Work to complete: According to the document digitization text, what text recognition accuracy does a 19th-century print reach?

Selected excerpt:
----------
Document Digitization

The most efficient, fastest and best-quality digitization is processed with document scanners. These models are able to scan both sides of an A3 + (up to 30.7 cm width) document at high speed and in high quality at the same time. The roller system and scanning technology of the scanners are extremely gentle, so we can handle poor quality, fragmented, torn or even strongly acidic pages with great safety. Often we encounter very long documents even up to 1meter length. With our professional devices we handle them without any problem. Output formats can be edited flexibly from 200 DPI black and white scanning to 600 DPI uncompressed TIFF format.

The next step in the processing of printed documents is the so called text recognition (OCR), where text will be transferred into the image. The efficiency and accuracy of today's softwares are very high. The text recognition of a 19th century print is at 98-99%, in case of high-quality prints it can reach 99.5% accuracy. The result of automatic text recognition is the so-called double-layer PDF, where the top layer is the scanned image and the lower layer is the text itself. With the help of that methodology the user see the authentic image while the search takes place on the text.

We insert bookmarks into the double-layered PDFs, which can be the title, author, date, year or title of a book chapter. The result is a standard double layer PDF, which is suitable for publishing on the Internet.
----------
Supplied records:
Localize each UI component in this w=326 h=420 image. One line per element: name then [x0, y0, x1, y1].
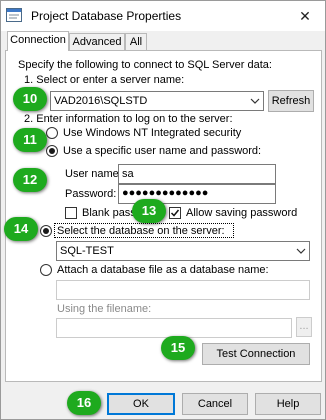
checkmark-icon — [170, 209, 180, 217]
close-icon[interactable]: ✕ — [285, 1, 325, 31]
tab-all[interactable]: All — [125, 33, 147, 50]
allow-saving-label[interactable]: Allow saving password — [186, 207, 297, 219]
callout-badge-11: 11 — [13, 128, 47, 152]
step1-label: 1. Select or enter a server name: — [24, 74, 185, 86]
user-name-field[interactable]: sa — [118, 164, 276, 184]
attach-db-label[interactable]: Attach a database file as a database nam… — [57, 264, 269, 276]
test-connection-button[interactable]: Test Connection — [202, 343, 310, 365]
attach-db-radio[interactable] — [40, 264, 52, 276]
password-value: ●●●●●●●●●●●●● — [122, 187, 209, 199]
filename-field[interactable] — [56, 318, 292, 338]
select-db-radio[interactable] — [40, 225, 52, 237]
callout-badge-14: 14 — [4, 217, 38, 241]
attach-db-name-field[interactable] — [56, 280, 310, 300]
callout-badge-15: 15 — [161, 336, 195, 360]
ok-button[interactable]: OK — [107, 393, 175, 415]
filename-label: Using the filename: — [57, 303, 152, 315]
database-combo[interactable]: SQL-TEST — [56, 241, 310, 261]
select-db-label[interactable]: Select the database on the server: — [57, 225, 225, 237]
chevron-down-icon[interactable] — [249, 95, 261, 107]
intro-text: Specify the following to connect to SQL … — [18, 59, 272, 71]
chevron-down-icon[interactable] — [295, 245, 307, 257]
windows-auth-radio[interactable] — [46, 127, 58, 139]
callout-badge-16: 16 — [67, 391, 101, 415]
user-name-label: User name: — [65, 168, 122, 180]
help-button[interactable]: Help — [255, 393, 321, 415]
password-label: Password: — [65, 188, 117, 200]
window-title: Project Database Properties — [31, 9, 182, 23]
allow-saving-checkbox[interactable] — [169, 207, 181, 219]
server-name-combo[interactable]: VAD2016\SQLSTD — [50, 91, 264, 111]
callout-badge-13: 13 — [132, 199, 166, 223]
dialog-window: Project Database Properties ✕ Connection… — [0, 0, 326, 420]
tab-connection[interactable]: Connection — [7, 31, 69, 51]
sql-auth-radio[interactable] — [46, 145, 58, 157]
step2-label: 2. Enter information to log on to the se… — [24, 113, 233, 125]
app-icon — [6, 8, 22, 22]
server-name-value: VAD2016\SQLSTD — [54, 95, 148, 107]
cancel-button[interactable]: Cancel — [182, 393, 248, 415]
callout-badge-10: 10 — [13, 87, 47, 111]
tab-advanced[interactable]: Advanced — [69, 33, 125, 50]
windows-auth-label[interactable]: Use Windows NT Integrated security — [63, 127, 241, 139]
database-value: SQL-TEST — [60, 245, 114, 257]
sql-auth-label[interactable]: Use a specific user name and password: — [63, 145, 261, 157]
blank-password-checkbox[interactable] — [65, 207, 77, 219]
user-name-value: sa — [122, 168, 134, 180]
title-bar: Project Database Properties ✕ — [1, 1, 325, 31]
callout-badge-12: 12 — [13, 168, 47, 192]
refresh-button[interactable]: Refresh — [268, 90, 314, 112]
browse-button[interactable]: ... — [296, 317, 312, 337]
----------
Written answer: 98-99%.